THE TASK ▸ Please reproduce the rows below verbatim, starting at the very first row and ending at the row that contains "- page-body: [130, 96, 1095, 1510]".

▬▬▬

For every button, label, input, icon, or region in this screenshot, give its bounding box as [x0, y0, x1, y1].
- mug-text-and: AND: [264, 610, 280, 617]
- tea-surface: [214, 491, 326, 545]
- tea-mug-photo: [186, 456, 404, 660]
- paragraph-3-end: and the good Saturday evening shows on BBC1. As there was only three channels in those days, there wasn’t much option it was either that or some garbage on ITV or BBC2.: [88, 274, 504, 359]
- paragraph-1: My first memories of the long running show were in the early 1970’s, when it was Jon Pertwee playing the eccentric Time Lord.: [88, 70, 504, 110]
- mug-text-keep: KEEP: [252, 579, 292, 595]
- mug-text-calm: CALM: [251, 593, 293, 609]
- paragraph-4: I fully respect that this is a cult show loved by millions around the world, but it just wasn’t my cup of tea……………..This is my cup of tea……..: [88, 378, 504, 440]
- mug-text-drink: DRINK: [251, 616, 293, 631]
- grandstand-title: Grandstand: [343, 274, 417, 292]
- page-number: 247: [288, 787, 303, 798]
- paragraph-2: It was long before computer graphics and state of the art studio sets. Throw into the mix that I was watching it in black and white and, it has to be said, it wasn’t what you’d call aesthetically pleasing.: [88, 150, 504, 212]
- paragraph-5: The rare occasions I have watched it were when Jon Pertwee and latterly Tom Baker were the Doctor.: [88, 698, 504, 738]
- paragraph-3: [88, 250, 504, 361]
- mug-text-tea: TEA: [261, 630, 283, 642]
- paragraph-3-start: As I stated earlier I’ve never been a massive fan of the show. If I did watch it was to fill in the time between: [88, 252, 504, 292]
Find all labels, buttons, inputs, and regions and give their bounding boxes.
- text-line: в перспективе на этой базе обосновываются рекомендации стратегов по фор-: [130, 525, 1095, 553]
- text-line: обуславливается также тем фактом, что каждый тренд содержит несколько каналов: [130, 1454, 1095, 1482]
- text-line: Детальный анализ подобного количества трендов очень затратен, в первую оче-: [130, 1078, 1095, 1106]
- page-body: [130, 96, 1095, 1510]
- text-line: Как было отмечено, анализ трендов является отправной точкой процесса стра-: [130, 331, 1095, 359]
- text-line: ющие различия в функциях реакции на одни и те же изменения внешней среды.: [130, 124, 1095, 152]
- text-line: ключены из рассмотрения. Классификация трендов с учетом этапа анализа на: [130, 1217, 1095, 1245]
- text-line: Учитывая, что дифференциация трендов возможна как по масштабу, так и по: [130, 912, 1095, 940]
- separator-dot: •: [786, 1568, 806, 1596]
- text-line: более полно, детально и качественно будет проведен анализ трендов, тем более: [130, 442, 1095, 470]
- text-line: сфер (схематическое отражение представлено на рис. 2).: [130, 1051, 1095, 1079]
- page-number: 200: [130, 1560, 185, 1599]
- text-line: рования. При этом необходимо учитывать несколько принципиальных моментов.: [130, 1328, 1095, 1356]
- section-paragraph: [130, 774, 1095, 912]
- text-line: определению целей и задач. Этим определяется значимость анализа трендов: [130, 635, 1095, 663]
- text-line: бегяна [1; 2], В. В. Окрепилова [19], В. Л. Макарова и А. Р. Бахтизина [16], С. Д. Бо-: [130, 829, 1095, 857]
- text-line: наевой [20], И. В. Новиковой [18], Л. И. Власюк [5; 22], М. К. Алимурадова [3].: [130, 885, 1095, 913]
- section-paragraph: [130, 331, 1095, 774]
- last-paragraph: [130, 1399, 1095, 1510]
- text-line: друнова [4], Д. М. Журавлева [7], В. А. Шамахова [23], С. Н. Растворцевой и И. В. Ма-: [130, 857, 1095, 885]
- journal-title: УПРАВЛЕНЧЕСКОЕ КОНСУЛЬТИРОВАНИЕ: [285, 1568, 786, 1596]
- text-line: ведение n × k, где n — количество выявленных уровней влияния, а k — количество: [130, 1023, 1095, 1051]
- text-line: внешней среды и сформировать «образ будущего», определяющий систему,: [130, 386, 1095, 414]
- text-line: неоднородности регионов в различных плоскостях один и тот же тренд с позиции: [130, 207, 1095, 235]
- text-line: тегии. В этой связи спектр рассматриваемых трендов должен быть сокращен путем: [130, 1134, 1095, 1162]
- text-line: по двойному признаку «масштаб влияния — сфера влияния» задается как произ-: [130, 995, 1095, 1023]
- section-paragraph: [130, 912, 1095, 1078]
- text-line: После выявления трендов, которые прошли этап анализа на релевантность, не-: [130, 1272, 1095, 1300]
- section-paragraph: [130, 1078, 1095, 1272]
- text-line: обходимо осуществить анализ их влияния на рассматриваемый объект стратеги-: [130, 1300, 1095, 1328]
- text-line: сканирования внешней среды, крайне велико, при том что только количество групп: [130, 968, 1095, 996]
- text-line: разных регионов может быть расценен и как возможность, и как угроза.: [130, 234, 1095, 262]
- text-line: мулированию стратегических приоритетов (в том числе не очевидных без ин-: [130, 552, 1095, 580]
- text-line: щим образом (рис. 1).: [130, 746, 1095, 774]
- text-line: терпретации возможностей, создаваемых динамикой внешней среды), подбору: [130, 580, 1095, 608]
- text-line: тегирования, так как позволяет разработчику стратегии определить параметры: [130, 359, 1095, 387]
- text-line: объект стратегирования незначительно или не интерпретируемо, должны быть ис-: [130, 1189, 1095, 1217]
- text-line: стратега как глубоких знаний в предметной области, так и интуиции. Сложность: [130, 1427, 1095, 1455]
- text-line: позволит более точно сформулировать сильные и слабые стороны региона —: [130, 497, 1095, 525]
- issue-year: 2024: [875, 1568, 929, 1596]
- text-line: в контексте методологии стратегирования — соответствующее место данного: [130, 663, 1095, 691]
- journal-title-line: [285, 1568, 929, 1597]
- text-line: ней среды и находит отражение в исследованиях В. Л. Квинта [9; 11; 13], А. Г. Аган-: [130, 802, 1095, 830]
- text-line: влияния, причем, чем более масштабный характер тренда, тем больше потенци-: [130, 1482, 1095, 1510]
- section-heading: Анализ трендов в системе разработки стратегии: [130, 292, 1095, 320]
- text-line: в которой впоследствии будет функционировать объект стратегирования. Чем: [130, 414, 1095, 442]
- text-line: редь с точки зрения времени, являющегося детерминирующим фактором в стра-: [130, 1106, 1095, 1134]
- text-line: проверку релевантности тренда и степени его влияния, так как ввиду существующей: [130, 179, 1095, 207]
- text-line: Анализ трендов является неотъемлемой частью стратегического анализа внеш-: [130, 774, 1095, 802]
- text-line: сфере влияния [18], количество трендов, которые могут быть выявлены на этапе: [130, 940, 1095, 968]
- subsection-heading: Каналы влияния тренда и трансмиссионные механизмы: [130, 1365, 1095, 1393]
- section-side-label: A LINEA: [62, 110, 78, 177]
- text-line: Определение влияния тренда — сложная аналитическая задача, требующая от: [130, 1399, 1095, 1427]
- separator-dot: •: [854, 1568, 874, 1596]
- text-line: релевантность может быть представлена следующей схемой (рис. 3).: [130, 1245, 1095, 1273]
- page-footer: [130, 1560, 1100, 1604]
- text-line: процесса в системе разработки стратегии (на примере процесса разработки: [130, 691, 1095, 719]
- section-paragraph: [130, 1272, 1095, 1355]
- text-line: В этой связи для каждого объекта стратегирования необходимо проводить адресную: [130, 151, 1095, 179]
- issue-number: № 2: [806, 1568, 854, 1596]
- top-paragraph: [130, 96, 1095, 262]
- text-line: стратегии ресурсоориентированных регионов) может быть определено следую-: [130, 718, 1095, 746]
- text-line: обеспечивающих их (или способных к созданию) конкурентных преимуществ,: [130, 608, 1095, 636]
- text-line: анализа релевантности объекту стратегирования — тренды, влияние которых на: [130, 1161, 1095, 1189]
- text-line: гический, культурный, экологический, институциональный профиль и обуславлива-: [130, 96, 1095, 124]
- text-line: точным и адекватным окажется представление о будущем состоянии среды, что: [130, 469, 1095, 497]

▬▬▬

OUTPUT ▸
For every button, label, input, icon, or region in this screenshot, give its bounding box as [x0, y0, x1, y1].
- mug-text-and: AND: [264, 610, 280, 617]
- tea-surface: [214, 491, 326, 545]
- tea-mug-photo: [186, 456, 404, 660]
- paragraph-3-end: and the good Saturday evening shows on BBC1. As there was only three channels in those days, there wasn’t much option it was either that or some garbage on ITV or BBC2.: [88, 274, 504, 359]
- paragraph-1: My first memories of the long running show were in the early 1970’s, when it was Jon Pertwee playing the eccentric Time Lord.: [88, 70, 504, 110]
- mug-text-keep: KEEP: [252, 579, 292, 595]
- mug-text-calm: CALM: [251, 593, 293, 609]
- paragraph-4: I fully respect that this is a cult show loved by millions around the world, but it just wasn’t my cup of tea……………..This is my cup of tea……..: [88, 378, 504, 440]
- mug-text-drink: DRINK: [251, 616, 293, 631]
- grandstand-title: Grandstand: [343, 274, 417, 292]
- page-number: 247: [288, 787, 303, 798]
- paragraph-2: It was long before computer graphics and state of the art studio sets. Throw into the mix that I was watching it in black and white and, it has to be said, it wasn’t what you’d call aesthetically pleasing.: [88, 150, 504, 212]
- paragraph-5: The rare occasions I have watched it were when Jon Pertwee and latterly Tom Baker were the Doctor.: [88, 698, 504, 738]
- paragraph-3: [88, 250, 504, 361]
- mug-text-tea: TEA: [261, 630, 283, 642]
- paragraph-3-start: As I stated earlier I’ve never been a massive fan of the show. If I did watch it was to fill in the time between: [88, 252, 504, 292]
Find all labels, buttons, inputs, and regions and give their bounding boxes.
- text-line: в перспективе на этой базе обосновываются рекомендации стратегов по фор-: [130, 525, 1095, 553]
- text-line: обуславливается также тем фактом, что каждый тренд содержит несколько каналов: [130, 1454, 1095, 1482]
- text-line: Детальный анализ подобного количества трендов очень затратен, в первую оче-: [130, 1078, 1095, 1106]
- page-body: [130, 96, 1095, 1510]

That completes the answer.